**What you need to do:**
Convert the listing, from its first line through the line containing "cell-value: 1,216 — [658, 300, 702, 319]" inclusive, into a Markdown table with a Row column numbering each row and a Line column holding the line, and omit any blank lines.

Layout records:

····················

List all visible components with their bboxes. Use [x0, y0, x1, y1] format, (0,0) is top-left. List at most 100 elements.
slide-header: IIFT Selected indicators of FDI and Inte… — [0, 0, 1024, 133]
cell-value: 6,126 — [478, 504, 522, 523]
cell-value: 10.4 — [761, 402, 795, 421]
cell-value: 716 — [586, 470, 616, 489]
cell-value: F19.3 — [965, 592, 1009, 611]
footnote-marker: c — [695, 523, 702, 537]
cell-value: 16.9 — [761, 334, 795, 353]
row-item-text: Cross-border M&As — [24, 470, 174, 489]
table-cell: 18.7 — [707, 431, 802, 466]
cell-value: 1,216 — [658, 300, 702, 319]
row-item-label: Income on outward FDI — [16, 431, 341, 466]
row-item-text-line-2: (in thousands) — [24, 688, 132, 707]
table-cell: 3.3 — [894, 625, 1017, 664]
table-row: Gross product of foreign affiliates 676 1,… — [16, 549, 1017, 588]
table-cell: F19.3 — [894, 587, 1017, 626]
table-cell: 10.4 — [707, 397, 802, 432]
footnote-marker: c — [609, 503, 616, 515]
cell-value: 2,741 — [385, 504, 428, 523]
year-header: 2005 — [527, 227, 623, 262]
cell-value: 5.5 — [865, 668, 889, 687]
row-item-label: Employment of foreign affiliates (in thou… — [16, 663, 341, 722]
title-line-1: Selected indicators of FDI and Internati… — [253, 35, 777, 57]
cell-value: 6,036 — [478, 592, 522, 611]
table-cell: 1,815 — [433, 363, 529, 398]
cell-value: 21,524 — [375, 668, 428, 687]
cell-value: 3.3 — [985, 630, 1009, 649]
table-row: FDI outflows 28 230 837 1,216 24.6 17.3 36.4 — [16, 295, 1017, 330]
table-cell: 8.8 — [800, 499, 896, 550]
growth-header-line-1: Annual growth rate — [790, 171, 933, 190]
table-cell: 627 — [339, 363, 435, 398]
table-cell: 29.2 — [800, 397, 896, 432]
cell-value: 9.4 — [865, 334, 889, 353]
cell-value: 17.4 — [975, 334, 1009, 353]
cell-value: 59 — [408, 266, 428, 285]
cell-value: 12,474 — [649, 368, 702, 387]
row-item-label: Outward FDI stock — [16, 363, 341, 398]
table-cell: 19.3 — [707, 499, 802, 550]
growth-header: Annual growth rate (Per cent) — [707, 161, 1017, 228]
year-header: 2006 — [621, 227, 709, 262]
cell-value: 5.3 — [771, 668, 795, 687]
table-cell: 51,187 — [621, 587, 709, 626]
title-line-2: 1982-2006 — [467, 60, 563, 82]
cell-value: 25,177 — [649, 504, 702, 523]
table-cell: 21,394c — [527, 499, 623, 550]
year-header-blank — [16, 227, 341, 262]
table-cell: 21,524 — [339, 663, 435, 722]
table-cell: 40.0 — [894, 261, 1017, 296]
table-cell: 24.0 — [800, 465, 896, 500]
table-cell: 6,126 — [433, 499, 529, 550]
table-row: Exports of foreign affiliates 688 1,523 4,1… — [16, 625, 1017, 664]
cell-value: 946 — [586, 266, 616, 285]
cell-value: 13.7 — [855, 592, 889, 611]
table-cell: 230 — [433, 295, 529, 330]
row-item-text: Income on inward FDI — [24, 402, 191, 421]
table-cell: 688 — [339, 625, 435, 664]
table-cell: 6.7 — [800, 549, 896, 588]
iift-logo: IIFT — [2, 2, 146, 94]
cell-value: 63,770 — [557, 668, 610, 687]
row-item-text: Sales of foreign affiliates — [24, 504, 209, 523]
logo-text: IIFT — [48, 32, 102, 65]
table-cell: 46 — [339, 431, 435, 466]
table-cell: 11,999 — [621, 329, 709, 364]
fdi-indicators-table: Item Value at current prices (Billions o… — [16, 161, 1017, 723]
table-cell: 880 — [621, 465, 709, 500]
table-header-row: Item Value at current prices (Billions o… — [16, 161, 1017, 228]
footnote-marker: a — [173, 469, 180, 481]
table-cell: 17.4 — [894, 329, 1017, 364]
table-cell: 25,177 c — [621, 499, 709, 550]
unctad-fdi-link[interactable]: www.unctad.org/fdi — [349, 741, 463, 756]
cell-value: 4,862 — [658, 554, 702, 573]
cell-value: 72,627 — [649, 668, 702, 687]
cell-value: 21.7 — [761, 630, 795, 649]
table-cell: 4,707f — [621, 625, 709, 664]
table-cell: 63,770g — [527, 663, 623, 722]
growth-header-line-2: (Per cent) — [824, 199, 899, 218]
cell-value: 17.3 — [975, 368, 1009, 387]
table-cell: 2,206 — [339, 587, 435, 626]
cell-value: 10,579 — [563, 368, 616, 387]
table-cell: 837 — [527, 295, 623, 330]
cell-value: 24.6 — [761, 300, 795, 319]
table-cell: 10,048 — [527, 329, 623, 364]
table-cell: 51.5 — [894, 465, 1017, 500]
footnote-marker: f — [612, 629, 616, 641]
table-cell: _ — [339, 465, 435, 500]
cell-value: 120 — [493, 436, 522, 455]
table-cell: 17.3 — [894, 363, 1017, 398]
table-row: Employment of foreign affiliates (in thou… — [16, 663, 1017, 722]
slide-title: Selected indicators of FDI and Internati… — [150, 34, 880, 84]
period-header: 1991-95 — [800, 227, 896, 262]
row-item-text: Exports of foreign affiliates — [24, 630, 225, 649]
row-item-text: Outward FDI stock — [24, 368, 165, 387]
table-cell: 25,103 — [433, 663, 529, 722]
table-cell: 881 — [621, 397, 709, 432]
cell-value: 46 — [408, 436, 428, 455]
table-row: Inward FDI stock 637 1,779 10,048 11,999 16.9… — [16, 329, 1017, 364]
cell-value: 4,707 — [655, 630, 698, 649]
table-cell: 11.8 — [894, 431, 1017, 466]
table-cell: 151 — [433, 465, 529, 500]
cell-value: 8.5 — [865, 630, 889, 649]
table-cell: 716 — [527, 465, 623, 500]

····················

**Exercise answer:**
| Row | Line |
|---|---|
| 1 | List all visible components with their bboxes. Use [x0, y0, x1, y1] format, (0,0) is top-left. List at most 100 elements. |
| 2 | slide-header: IIFT Selected indicators of FDI and Inte… — [0, 0, 1024, 133] |
| 3 | cell-value: 6,126 — [478, 504, 522, 523] |
| 4 | cell-value: 10.4 — [761, 402, 795, 421] |
| 5 | cell-value: 716 — [586, 470, 616, 489] |
| 6 | cell-value: F19.3 — [965, 592, 1009, 611] |
| 7 | footnote-marker: c — [695, 523, 702, 537] |
| 8 | cell-value: 16.9 — [761, 334, 795, 353] |
| 9 | row-item-text: Cross-border M&As — [24, 470, 174, 489] |
| 10 | table-cell: 18.7 — [707, 431, 802, 466] |
| 11 | cell-value: 1,216 — [658, 300, 702, 319] |